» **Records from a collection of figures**
──────
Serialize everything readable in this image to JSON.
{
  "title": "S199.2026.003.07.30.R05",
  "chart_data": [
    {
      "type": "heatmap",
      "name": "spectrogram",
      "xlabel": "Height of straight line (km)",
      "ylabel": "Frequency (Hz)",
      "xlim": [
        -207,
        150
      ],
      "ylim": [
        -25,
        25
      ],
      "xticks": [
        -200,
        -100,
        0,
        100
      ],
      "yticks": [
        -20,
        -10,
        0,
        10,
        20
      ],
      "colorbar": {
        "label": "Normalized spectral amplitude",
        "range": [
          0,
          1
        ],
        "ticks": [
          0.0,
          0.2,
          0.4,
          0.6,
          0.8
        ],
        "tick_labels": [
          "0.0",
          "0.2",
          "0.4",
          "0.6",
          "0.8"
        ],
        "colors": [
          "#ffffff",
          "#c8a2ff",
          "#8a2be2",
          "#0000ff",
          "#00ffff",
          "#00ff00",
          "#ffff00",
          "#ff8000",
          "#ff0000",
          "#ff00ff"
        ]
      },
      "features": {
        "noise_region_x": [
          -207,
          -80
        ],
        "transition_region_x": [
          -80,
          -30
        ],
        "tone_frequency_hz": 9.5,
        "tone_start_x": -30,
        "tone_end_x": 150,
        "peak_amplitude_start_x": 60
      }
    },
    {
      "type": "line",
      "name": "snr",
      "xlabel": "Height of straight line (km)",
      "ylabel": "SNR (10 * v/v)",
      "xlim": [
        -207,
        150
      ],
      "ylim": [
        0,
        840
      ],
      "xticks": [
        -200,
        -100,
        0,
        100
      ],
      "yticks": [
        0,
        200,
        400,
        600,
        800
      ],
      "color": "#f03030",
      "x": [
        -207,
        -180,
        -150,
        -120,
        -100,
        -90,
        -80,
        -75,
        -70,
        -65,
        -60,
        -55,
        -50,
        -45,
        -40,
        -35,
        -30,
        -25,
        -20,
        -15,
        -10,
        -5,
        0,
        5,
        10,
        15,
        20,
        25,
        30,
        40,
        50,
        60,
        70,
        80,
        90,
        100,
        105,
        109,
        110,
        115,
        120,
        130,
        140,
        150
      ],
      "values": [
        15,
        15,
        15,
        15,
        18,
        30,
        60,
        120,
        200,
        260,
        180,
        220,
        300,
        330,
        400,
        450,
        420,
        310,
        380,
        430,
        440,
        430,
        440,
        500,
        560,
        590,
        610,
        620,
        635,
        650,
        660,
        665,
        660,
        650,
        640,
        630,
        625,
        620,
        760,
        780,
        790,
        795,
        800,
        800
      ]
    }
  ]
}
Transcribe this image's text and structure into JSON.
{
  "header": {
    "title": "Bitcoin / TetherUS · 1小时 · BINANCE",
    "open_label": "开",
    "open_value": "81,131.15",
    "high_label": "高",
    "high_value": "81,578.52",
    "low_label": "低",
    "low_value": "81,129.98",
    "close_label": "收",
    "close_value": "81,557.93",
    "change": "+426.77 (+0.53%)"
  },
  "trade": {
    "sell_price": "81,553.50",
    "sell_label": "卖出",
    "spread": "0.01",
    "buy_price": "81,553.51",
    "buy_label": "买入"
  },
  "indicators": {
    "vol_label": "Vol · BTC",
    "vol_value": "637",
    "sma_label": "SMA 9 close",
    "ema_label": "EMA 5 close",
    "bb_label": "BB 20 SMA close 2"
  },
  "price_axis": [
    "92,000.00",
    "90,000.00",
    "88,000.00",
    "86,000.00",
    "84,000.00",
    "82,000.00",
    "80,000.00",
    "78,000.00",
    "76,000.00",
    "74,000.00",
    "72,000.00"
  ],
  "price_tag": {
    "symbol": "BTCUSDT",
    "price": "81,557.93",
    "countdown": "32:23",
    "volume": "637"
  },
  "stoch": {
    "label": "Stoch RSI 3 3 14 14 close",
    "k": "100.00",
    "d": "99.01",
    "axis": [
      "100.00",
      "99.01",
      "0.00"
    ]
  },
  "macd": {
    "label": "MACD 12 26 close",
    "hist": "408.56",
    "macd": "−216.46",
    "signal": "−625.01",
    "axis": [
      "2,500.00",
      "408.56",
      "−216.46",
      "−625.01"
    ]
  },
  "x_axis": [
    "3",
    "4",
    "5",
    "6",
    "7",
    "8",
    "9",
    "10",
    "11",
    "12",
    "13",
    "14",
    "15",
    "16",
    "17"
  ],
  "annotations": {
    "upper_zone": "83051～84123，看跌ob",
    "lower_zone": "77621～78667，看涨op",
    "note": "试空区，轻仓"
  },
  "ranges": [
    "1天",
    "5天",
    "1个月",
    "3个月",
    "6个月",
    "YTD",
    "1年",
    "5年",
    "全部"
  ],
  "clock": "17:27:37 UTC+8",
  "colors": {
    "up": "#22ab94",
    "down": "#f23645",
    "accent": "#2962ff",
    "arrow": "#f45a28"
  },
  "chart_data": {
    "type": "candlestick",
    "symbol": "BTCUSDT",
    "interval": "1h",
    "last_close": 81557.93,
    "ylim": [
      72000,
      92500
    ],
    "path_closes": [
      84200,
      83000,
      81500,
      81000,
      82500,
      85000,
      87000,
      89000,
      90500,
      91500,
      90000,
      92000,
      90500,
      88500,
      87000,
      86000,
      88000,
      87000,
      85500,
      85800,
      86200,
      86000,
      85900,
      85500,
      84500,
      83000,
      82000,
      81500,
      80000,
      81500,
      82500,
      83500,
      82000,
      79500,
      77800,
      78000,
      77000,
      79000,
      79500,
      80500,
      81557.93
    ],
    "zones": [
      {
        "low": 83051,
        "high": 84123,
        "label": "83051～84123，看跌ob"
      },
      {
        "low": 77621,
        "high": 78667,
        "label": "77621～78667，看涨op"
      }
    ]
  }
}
──────
» **WORK TO BE COMPLETED**
In the material above, show every line where the word "image" turns up.

» **WORKED ANSWER**
Serialize everything readable in this image to JSON.
Transcribe this image's text and structure into JSON.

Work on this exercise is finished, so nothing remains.